* **Written instruction**
The records below must be retyped exactly.

* **Task inputs**
• • • •

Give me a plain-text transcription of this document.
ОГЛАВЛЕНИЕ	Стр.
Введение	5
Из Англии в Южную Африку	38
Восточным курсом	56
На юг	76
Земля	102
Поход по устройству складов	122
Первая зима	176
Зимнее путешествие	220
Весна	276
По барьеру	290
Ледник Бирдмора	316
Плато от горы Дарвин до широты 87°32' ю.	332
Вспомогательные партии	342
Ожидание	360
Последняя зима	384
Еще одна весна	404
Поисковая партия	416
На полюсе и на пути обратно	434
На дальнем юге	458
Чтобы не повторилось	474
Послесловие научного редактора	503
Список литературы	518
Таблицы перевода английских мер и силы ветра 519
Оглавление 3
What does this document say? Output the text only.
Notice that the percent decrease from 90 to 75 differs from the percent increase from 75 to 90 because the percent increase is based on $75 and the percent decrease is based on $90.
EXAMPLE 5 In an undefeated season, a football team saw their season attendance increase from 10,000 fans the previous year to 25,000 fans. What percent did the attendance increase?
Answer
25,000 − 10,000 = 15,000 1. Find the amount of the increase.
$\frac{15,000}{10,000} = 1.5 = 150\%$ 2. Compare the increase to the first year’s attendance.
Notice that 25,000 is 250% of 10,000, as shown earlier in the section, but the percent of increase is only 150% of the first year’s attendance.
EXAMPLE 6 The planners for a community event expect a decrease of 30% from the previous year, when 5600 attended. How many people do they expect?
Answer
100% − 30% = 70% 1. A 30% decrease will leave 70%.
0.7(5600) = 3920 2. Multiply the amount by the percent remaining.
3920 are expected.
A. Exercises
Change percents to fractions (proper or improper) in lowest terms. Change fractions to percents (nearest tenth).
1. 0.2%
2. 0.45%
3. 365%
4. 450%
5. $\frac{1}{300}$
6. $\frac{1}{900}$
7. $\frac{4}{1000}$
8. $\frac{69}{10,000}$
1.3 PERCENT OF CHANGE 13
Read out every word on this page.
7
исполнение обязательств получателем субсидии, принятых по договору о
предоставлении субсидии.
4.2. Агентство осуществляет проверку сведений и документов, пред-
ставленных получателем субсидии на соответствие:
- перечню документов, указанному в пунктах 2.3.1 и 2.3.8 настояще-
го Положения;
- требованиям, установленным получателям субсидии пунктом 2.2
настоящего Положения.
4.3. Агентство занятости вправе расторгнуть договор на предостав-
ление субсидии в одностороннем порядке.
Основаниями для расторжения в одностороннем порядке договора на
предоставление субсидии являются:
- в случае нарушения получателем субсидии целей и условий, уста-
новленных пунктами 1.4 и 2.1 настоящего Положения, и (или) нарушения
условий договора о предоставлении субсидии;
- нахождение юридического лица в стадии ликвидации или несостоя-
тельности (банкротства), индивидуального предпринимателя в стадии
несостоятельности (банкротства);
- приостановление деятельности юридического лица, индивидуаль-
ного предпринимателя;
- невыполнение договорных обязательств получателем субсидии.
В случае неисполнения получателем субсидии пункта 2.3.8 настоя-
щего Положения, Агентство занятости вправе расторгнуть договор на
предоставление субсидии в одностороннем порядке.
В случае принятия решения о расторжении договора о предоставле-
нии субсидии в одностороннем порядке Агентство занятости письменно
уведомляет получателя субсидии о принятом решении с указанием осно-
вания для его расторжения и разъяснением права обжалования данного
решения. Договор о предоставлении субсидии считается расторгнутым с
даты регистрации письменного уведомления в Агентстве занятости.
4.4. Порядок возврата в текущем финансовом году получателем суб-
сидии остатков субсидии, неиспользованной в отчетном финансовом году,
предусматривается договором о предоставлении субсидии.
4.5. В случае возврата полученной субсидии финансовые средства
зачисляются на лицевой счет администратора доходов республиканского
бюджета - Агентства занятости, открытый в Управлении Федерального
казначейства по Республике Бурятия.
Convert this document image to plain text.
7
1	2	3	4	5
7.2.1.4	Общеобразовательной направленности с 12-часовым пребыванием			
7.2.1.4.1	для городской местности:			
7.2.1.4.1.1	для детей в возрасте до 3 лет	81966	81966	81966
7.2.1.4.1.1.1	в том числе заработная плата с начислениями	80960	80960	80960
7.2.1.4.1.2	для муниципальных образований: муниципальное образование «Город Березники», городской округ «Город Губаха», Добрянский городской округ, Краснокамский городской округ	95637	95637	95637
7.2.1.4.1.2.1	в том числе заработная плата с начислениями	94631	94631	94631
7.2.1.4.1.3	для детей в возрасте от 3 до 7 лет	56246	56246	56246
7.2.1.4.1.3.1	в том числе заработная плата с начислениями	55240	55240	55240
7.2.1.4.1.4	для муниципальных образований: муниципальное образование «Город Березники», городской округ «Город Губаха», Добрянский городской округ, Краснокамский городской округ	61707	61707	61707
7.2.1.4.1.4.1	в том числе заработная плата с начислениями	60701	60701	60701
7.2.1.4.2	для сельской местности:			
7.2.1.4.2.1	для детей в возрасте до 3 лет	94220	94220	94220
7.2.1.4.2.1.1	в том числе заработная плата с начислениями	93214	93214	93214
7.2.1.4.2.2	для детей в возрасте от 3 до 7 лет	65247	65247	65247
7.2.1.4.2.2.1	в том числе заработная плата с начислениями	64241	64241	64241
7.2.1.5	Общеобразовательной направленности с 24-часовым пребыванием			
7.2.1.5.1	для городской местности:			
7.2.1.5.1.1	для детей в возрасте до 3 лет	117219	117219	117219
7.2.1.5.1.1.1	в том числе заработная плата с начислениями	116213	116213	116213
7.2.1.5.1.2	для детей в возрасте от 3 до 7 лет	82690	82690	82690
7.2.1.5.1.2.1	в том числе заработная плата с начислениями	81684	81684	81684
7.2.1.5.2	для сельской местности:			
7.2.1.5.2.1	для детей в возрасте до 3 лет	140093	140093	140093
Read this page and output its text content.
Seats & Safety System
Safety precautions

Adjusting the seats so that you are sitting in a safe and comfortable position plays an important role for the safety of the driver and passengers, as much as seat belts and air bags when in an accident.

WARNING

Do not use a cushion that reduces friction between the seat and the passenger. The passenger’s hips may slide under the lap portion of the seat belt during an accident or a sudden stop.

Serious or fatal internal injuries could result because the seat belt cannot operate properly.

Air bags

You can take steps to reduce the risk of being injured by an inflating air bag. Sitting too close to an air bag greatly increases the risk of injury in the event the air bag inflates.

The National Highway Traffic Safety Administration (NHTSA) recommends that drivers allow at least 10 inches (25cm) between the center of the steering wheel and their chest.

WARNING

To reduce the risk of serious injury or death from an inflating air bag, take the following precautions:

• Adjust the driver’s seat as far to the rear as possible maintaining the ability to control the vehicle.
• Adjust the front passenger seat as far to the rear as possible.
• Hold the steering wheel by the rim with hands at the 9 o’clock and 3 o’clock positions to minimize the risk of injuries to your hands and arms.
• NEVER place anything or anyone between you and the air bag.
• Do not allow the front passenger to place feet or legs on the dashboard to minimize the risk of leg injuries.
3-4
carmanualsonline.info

• • • •

* **The answer**
Give me a plain-text transcription of this document.
ОГЛАВЛЕНИЕ	Стр.
Введение	5
Из Англии в Южную Африку	38
Восточным курсом	56
На юг	76
Земля	102
Поход по устройству складов	122
Первая зима	176
Зимнее путешествие	220
Весна	276
По барьеру	290
Ледник Бирдмора	316
Плато от горы Дарвин до широты 87°32' ю.	332
Вспомогательные партии	342
Ожидание	360
Последняя зима	384
Еще одна весна	404
Поисковая партия	416
На полюсе и на пути обратно	434
На дальнем юге	458
Чтобы не повторилось	474
Послесловие научного редактора	503
Список литературы	518
Таблицы перевода английских мер и силы ветра 519
Оглавление 3
What does this document say? Output the text only.
Notice that the percent decrease from 90 to 75 differs from the percent increase from 75 to 90 because the percent increase is based on $75 and the percent decrease is based on $90.
EXAMPLE 5 In an undefeated season, a football team saw their season attendance increase from 10,000 fans the previous year to 25,000 fans. What percent did the attendance increase?
Answer
25,000 − 10,000 = 15,000 1. Find the amount of the increase.
$\frac{15,000}{10,000} = 1.5 = 150\%$ 2. Compare the increase to the first year’s attendance.
Notice that 25,000 is 250% of 10,000, as shown earlier in the section, but the percent of increase is only 150% of the first year’s attendance.
EXAMPLE 6 The planners for a community event expect a decrease of 30% from the previous year, when 5600 attended. How many people do they expect?
Answer
100% − 30% = 70% 1. A 30% decrease will leave 70%.
0.7(5600) = 3920 2. Multiply the amount by the percent remaining.
3920 are expected.
A. Exercises
Change percents to fractions (proper or improper) in lowest terms. Change fractions to percents (nearest tenth).
1. 0.2%
2. 0.45%
3. 365%
4. 450%
5. $\frac{1}{300}$
6. $\frac{1}{900}$
7. $\frac{4}{1000}$
8. $\frac{69}{10,000}$
1.3 PERCENT OF CHANGE 13
Read out every word on this page.
7
исполнение обязательств получателем субсидии, принятых по договору о
предоставлении субсидии.
4.2. Агентство осуществляет проверку сведений и документов, пред-
ставленных получателем субсидии на соответствие:
- перечню документов, указанному в пунктах 2.3.1 и 2.3.8 настояще-
го Положения;
- требованиям, установленным получателям субсидии пунктом 2.2
настоящего Положения.
4.3. Агентство занятости вправе расторгнуть договор на предостав-
ление субсидии в одностороннем порядке.
Основаниями для расторжения в одностороннем порядке договора на
предоставление субсидии являются:
- в случае нарушения получателем субсидии целей и условий, уста-
новленных пунктами 1.4 и 2.1 настоящего Положения, и (или) нарушения
условий договора о предоставлении субсидии;
- нахождение юридического лица в стадии ликвидации или несостоя-
тельности (банкротства), индивидуального предпринимателя в стадии
несостоятельности (банкротства);
- приостановление деятельности юридического лица, индивидуаль-
ного предпринимателя;
- невыполнение договорных обязательств получателем субсидии.
В случае неисполнения получателем субсидии пункта 2.3.8 настоя-
щего Положения, Агентство занятости вправе расторгнуть договор на
предоставление субсидии в одностороннем порядке.
В случае принятия решения о расторжении договора о предоставле-
нии субсидии в одностороннем порядке Агентство занятости письменно
уведомляет получателя субсидии о принятом решении с указанием осно-
вания для его расторжения и разъяснением права обжалования данного
решения. Договор о предоставлении субсидии считается расторгнутым с
даты регистрации письменного уведомления в Агентстве занятости.
4.4. Порядок возврата в текущем финансовом году получателем суб-
сидии остатков субсидии, неиспользованной в отчетном финансовом году,
предусматривается договором о предоставлении субсидии.
4.5. В случае возврата полученной субсидии финансовые средства
зачисляются на лицевой счет администратора доходов республиканского
бюджета - Агентства занятости, открытый в Управлении Федерального
казначейства по Республике Бурятия.
Convert this document image to plain text.
7
1	2	3	4	5
7.2.1.4	Общеобразовательной направленности с 12-часовым пребыванием			
7.2.1.4.1	для городской местности:			
7.2.1.4.1.1	для детей в возрасте до 3 лет	81966	81966	81966
7.2.1.4.1.1.1	в том числе заработная плата с начислениями	80960	80960	80960
7.2.1.4.1.2	для муниципальных образований: муниципальное образование «Город Березники», городской округ «Город Губаха», Добрянский городской округ, Краснокамский городской округ	95637	95637	95637
7.2.1.4.1.2.1	в том числе заработная плата с начислениями	94631	94631	94631
7.2.1.4.1.3	для детей в возрасте от 3 до 7 лет	56246	56246	56246
7.2.1.4.1.3.1	в том числе заработная плата с начислениями	55240	55240	55240
7.2.1.4.1.4	для муниципальных образований: муниципальное образование «Город Березники», городской округ «Город Губаха», Добрянский городской округ, Краснокамский городской округ	61707	61707	61707
7.2.1.4.1.4.1	в том числе заработная плата с начислениями	60701	60701	60701
7.2.1.4.2	для сельской местности:			
7.2.1.4.2.1	для детей в возрасте до 3 лет	94220	94220	94220
7.2.1.4.2.1.1	в том числе заработная плата с начислениями	93214	93214	93214
7.2.1.4.2.2	для детей в возрасте от 3 до 7 лет	65247	65247	65247
7.2.1.4.2.2.1	в том числе заработная плата с начислениями	64241	64241	64241
7.2.1.5	Общеобразовательной направленности с 24-часовым пребыванием			
7.2.1.5.1	для городской местности:			
7.2.1.5.1.1	для детей в возрасте до 3 лет	117219	117219	117219
7.2.1.5.1.1.1	в том числе заработная плата с начислениями	116213	116213	116213
7.2.1.5.1.2	для детей в возрасте от 3 до 7 лет	82690	82690	82690
7.2.1.5.1.2.1	в том числе заработная плата с начислениями	81684	81684	81684
7.2.1.5.2	для сельской местности:			
7.2.1.5.2.1	для детей в возрасте до 3 лет	140093	140093	140093
Read this page and output its text content.
Seats & Safety System
Safety precautions

Adjusting the seats so that you are sitting in a safe and comfortable position plays an important role for the safety of the driver and passengers, as much as seat belts and air bags when in an accident.

WARNING

Do not use a cushion that reduces friction between the seat and the passenger. The passenger’s hips may slide under the lap portion of the seat belt during an accident or a sudden stop.

Serious or fatal internal injuries could result because the seat belt cannot operate properly.

Air bags

You can take steps to reduce the risk of being injured by an inflating air bag. Sitting too close to an air bag greatly increases the risk of injury in the event the air bag inflates.

The National Highway Traffic Safety Administration (NHTSA) recommends that drivers allow at least 10 inches (25cm) between the center of the steering wheel and their chest.

WARNING

To reduce the risk of serious injury or death from an inflating air bag, take the following precautions:

• Adjust the driver’s seat as far to the rear as possible maintaining the ability to control the vehicle.
• Adjust the front passenger seat as far to the rear as possible.
• Hold the steering wheel by the rim with hands at the 9 o’clock and 3 o’clock positions to minimize the risk of injuries to your hands and arms.
• NEVER place anything or anyone between you and the air bag.
• Do not allow the front passenger to place feet or legs on the dashboard to minimize the risk of leg injuries.
3-4
carmanualsonline.info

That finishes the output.